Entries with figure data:

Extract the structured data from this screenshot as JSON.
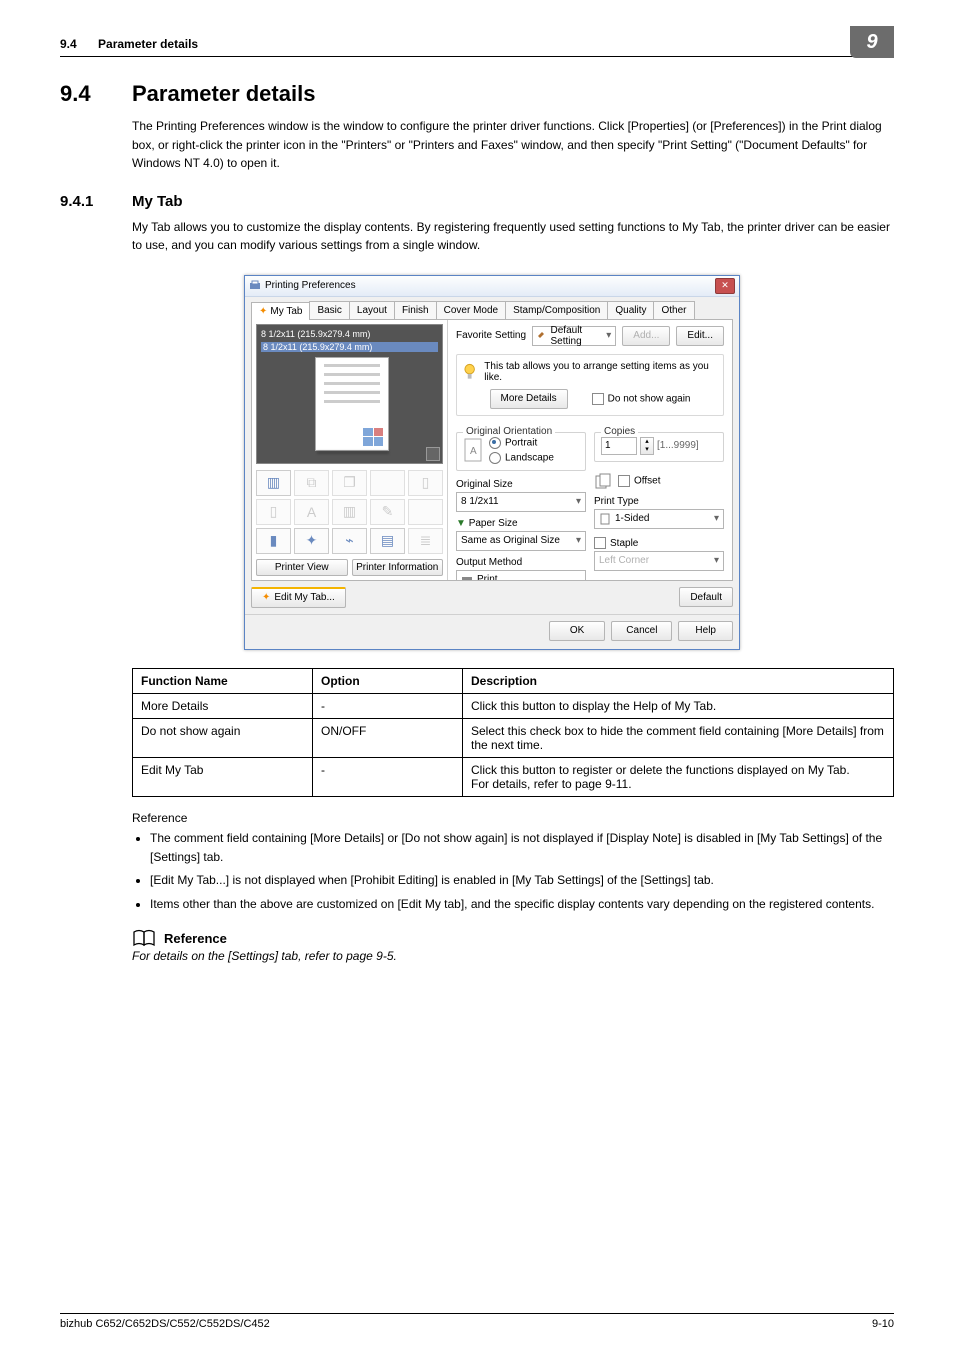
{
  "header": {
    "section_num": "9.4",
    "section_label": "Parameter details",
    "chapter_badge": "9"
  },
  "h1": {
    "num": "9.4",
    "title": "Parameter details"
  },
  "intro": "The Printing Preferences window is the window to configure the printer driver functions. Click [Properties] (or [Preferences]) in the Print dialog box, or right-click the printer icon in the \"Printers\" or \"Printers and Faxes\" window, and then specify \"Print Setting\" (\"Document Defaults\" for Windows NT 4.0) to open it.",
  "h2": {
    "num": "9.4.1",
    "title": "My Tab"
  },
  "subintro": "My Tab allows you to customize the display contents. By registering frequently used setting functions to My Tab, the printer driver can be easier to use, and you can modify various settings from a single window.",
  "dlg": {
    "title": "Printing Preferences",
    "tabs": [
      "My Tab",
      "Basic",
      "Layout",
      "Finish",
      "Cover Mode",
      "Stamp/Composition",
      "Quality",
      "Other"
    ],
    "size1": "8 1/2x11 (215.9x279.4 mm)",
    "size2": "8 1/2x11 (215.9x279.4 mm)",
    "printer_view": "Printer View",
    "printer_info": "Printer Information",
    "fav_label": "Favorite Setting",
    "fav_value": "Default Setting",
    "add": "Add...",
    "edit": "Edit...",
    "hint": "This tab allows you to arrange setting items as you like.",
    "more": "More Details",
    "dns": "Do not show again",
    "orient_title": "Original Orientation",
    "portrait": "Portrait",
    "landscape": "Landscape",
    "copies_title": "Copies",
    "copies_val": "1",
    "copies_range": "[1...9999]",
    "offset": "Offset",
    "orig_size_label": "Original Size",
    "orig_size_val": "8 1/2x11",
    "paper_size_label": "Paper Size",
    "paper_size_val": "Same as Original Size",
    "print_type_label": "Print Type",
    "print_type_val": "1-Sided",
    "out_label": "Output Method",
    "out_val": "Print",
    "staple": "Staple",
    "staple_pos": "Left Corner",
    "edit_tab": "Edit My Tab...",
    "default": "Default",
    "ok": "OK",
    "cancel": "Cancel",
    "help": "Help"
  },
  "table": {
    "head": [
      "Function Name",
      "Option",
      "Description"
    ],
    "rows": [
      [
        "More Details",
        "-",
        "Click this button to display the Help of My Tab."
      ],
      [
        "Do not show again",
        "ON/OFF",
        "Select this check box to hide the comment field containing [More Details] from the next time."
      ],
      [
        "Edit My Tab",
        "-",
        "Click this button to register or delete the functions displayed on My Tab.\nFor details, refer to page 9-11."
      ]
    ]
  },
  "reference_label": "Reference",
  "bullets": [
    "The comment field containing [More Details] or [Do not show again] is not displayed if [Display Note] is disabled in [My Tab Settings] of the [Settings] tab.",
    "[Edit My Tab...] is not displayed when [Prohibit Editing] is enabled in [My Tab Settings] of the [Settings] tab.",
    "Items other than the above are customized on [Edit My tab], and the specific display contents vary depending on the registered contents."
  ],
  "ref_title": "Reference",
  "ref_line": "For details on the [Settings] tab, refer to page 9-5.",
  "footer": {
    "left": "bizhub C652/C652DS/C552/C552DS/C452",
    "right": "9-10"
  }
}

*TASK DESCRIPTION*
Reproduce all of the data exactly, omitting each picture it holds.

*EXERCISE RESPONSE*
Extract the structured data from this screenshot as JSON.
{
  "header": {
    "section_num": "9.4",
    "section_label": "Parameter details",
    "chapter_badge": "9"
  },
  "h1": {
    "num": "9.4",
    "title": "Parameter details"
  },
  "intro": "The Printing Preferences window is the window to configure the printer driver functions. Click [Properties] (or [Preferences]) in the Print dialog box, or right-click the printer icon in the \"Printers\" or \"Printers and Faxes\" window, and then specify \"Print Setting\" (\"Document Defaults\" for Windows NT 4.0) to open it.",
  "h2": {
    "num": "9.4.1",
    "title": "My Tab"
  },
  "subintro": "My Tab allows you to customize the display contents. By registering frequently used setting functions to My Tab, the printer driver can be easier to use, and you can modify various settings from a single window.",
  "dlg": {
    "title": "Printing Preferences",
    "tabs": [
      "My Tab",
      "Basic",
      "Layout",
      "Finish",
      "Cover Mode",
      "Stamp/Composition",
      "Quality",
      "Other"
    ],
    "size1": "8 1/2x11 (215.9x279.4 mm)",
    "size2": "8 1/2x11 (215.9x279.4 mm)",
    "printer_view": "Printer View",
    "printer_info": "Printer Information",
    "fav_label": "Favorite Setting",
    "fav_value": "Default Setting",
    "add": "Add...",
    "edit": "Edit...",
    "hint": "This tab allows you to arrange setting items as you like.",
    "more": "More Details",
    "dns": "Do not show again",
    "orient_title": "Original Orientation",
    "portrait": "Portrait",
    "landscape": "Landscape",
    "copies_title": "Copies",
    "copies_val": "1",
    "copies_range": "[1...9999]",
    "offset": "Offset",
    "orig_size_label": "Original Size",
    "orig_size_val": "8 1/2x11",
    "paper_size_label": "Paper Size",
    "paper_size_val": "Same as Original Size",
    "print_type_label": "Print Type",
    "print_type_val": "1-Sided",
    "out_label": "Output Method",
    "out_val": "Print",
    "staple": "Staple",
    "staple_pos": "Left Corner",
    "edit_tab": "Edit My Tab...",
    "default": "Default",
    "ok": "OK",
    "cancel": "Cancel",
    "help": "Help"
  },
  "table": {
    "head": [
      "Function Name",
      "Option",
      "Description"
    ],
    "rows": [
      [
        "More Details",
        "-",
        "Click this button to display the Help of My Tab."
      ],
      [
        "Do not show again",
        "ON/OFF",
        "Select this check box to hide the comment field containing [More Details] from the next time."
      ],
      [
        "Edit My Tab",
        "-",
        "Click this button to register or delete the functions displayed on My Tab.\nFor details, refer to page 9-11."
      ]
    ]
  },
  "reference_label": "Reference",
  "bullets": [
    "The comment field containing [More Details] or [Do not show again] is not displayed if [Display Note] is disabled in [My Tab Settings] of the [Settings] tab.",
    "[Edit My Tab...] is not displayed when [Prohibit Editing] is enabled in [My Tab Settings] of the [Settings] tab.",
    "Items other than the above are customized on [Edit My tab], and the specific display contents vary depending on the registered contents."
  ],
  "ref_title": "Reference",
  "ref_line": "For details on the [Settings] tab, refer to page 9-5.",
  "footer": {
    "left": "bizhub C652/C652DS/C552/C552DS/C452",
    "right": "9-10"
  }
}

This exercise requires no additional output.